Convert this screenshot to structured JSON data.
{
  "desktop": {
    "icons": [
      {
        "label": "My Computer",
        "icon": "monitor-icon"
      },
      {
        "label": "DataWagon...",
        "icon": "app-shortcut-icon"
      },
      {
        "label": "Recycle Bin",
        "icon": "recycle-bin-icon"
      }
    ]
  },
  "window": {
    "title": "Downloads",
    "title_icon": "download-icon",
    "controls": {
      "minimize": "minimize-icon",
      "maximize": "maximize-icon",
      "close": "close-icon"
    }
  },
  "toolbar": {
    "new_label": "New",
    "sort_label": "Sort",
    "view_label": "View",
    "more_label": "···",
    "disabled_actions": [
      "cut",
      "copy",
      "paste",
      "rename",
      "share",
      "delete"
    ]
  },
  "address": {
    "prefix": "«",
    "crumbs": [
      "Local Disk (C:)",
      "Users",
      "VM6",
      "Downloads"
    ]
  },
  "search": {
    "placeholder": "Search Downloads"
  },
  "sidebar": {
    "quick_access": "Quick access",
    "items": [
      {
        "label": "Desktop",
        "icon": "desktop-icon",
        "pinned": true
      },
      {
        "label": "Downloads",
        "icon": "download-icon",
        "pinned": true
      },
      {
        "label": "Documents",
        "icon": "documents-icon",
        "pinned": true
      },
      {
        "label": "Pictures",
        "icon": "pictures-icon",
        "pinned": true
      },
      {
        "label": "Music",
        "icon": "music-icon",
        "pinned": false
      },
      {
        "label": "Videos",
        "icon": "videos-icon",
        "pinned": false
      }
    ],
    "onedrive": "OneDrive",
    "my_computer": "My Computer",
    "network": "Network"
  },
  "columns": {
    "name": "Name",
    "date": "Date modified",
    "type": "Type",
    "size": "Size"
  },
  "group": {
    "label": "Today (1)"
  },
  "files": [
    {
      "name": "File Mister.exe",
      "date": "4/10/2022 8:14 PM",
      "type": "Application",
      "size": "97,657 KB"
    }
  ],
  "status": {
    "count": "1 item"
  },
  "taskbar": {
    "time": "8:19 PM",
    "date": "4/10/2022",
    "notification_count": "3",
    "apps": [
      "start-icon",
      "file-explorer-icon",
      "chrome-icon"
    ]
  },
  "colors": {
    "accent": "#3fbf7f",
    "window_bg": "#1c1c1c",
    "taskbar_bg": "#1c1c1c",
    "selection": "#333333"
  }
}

* [GIVEN TASK] Reproduce the material above exactly; please quote every line of it.

* [THE RESULT]
Convert this screenshot to structured JSON data.
{
  "desktop": {
    "icons": [
      {
        "label": "My Computer",
        "icon": "monitor-icon"
      },
      {
        "label": "DataWagon...",
        "icon": "app-shortcut-icon"
      },
      {
        "label": "Recycle Bin",
        "icon": "recycle-bin-icon"
      }
    ]
  },
  "window": {
    "title": "Downloads",
    "title_icon": "download-icon",
    "controls": {
      "minimize": "minimize-icon",
      "maximize": "maximize-icon",
      "close": "close-icon"
    }
  },
  "toolbar": {
    "new_label": "New",
    "sort_label": "Sort",
    "view_label": "View",
    "more_label": "···",
    "disabled_actions": [
      "cut",
      "copy",
      "paste",
      "rename",
      "share",
      "delete"
    ]
  },
  "address": {
    "prefix": "«",
    "crumbs": [
      "Local Disk (C:)",
      "Users",
      "VM6",
      "Downloads"
    ]
  },
  "search": {
    "placeholder": "Search Downloads"
  },
  "sidebar": {
    "quick_access": "Quick access",
    "items": [
      {
        "label": "Desktop",
        "icon": "desktop-icon",
        "pinned": true
      },
      {
        "label": "Downloads",
        "icon": "download-icon",
        "pinned": true
      },
      {
        "label": "Documents",
        "icon": "documents-icon",
        "pinned": true
      },
      {
        "label": "Pictures",
        "icon": "pictures-icon",
        "pinned": true
      },
      {
        "label": "Music",
        "icon": "music-icon",
        "pinned": false
      },
      {
        "label": "Videos",
        "icon": "videos-icon",
        "pinned": false
      }
    ],
    "onedrive": "OneDrive",
    "my_computer": "My Computer",
    "network": "Network"
  },
  "columns": {
    "name": "Name",
    "date": "Date modified",
    "type": "Type",
    "size": "Size"
  },
  "group": {
    "label": "Today (1)"
  },
  "files": [
    {
      "name": "File Mister.exe",
      "date": "4/10/2022 8:14 PM",
      "type": "Application",
      "size": "97,657 KB"
    }
  ],
  "status": {
    "count": "1 item"
  },
  "taskbar": {
    "time": "8:19 PM",
    "date": "4/10/2022",
    "notification_count": "3",
    "apps": [
      "start-icon",
      "file-explorer-icon",
      "chrome-icon"
    ]
  },
  "colors": {
    "accent": "#3fbf7f",
    "window_bg": "#1c1c1c",
    "taskbar_bg": "#1c1c1c",
    "selection": "#333333"
  }
}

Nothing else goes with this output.